┌──
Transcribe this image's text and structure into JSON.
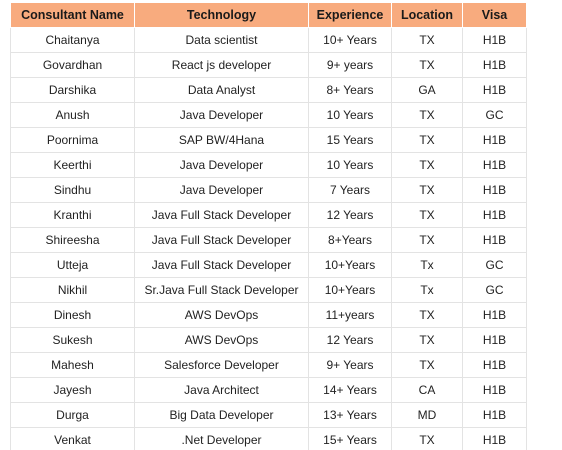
{
  "table": {
    "header_color": "#f8ab7e",
    "columns": [
      "Consultant Name",
      "Technology",
      "Experience",
      "Location",
      "Visa"
    ],
    "rows": [
      [
        "Chaitanya",
        "Data scientist",
        "10+ Years",
        "TX",
        "H1B"
      ],
      [
        "Govardhan",
        "React js developer",
        "9+ years",
        "TX",
        "H1B"
      ],
      [
        "Darshika",
        "Data Analyst",
        "8+ Years",
        "GA",
        "H1B"
      ],
      [
        "Anush",
        "Java Developer",
        "10 Years",
        "TX",
        "GC"
      ],
      [
        "Poornima",
        "SAP BW/4Hana",
        "15 Years",
        "TX",
        "H1B"
      ],
      [
        "Keerthi",
        "Java Developer",
        "10 Years",
        "TX",
        "H1B"
      ],
      [
        "Sindhu",
        "Java Developer",
        "7 Years",
        "TX",
        "H1B"
      ],
      [
        "Kranthi",
        "Java Full Stack Developer",
        "12 Years",
        "TX",
        "H1B"
      ],
      [
        "Shireesha",
        "Java Full Stack Developer",
        "8+Years",
        "TX",
        "H1B"
      ],
      [
        "Utteja",
        "Java Full Stack Developer",
        "10+Years",
        "Tx",
        "GC"
      ],
      [
        "Nikhil",
        "Sr.Java Full Stack Developer",
        "10+Years",
        "Tx",
        "GC"
      ],
      [
        "Dinesh",
        "AWS DevOps",
        "11+years",
        "TX",
        "H1B"
      ],
      [
        "Sukesh",
        "AWS DevOps",
        "12 Years",
        "TX",
        "H1B"
      ],
      [
        "Mahesh",
        "Salesforce Developer",
        "9+ Years",
        "TX",
        "H1B"
      ],
      [
        "Jayesh",
        "Java Architect",
        "14+ Years",
        "CA",
        "H1B"
      ],
      [
        "Durga",
        "Big Data Developer",
        "13+ Years",
        "MD",
        "H1B"
      ],
      [
        "Venkat",
        ".Net Developer",
        "15+ Years",
        "TX",
        "H1B"
      ]
    ]
  }
}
└──
What you have to do:
List every line above that holds the word "Data".

Output for this exercise:
        "Data scientist",
        "Data Analyst",
        "Big Data Developer",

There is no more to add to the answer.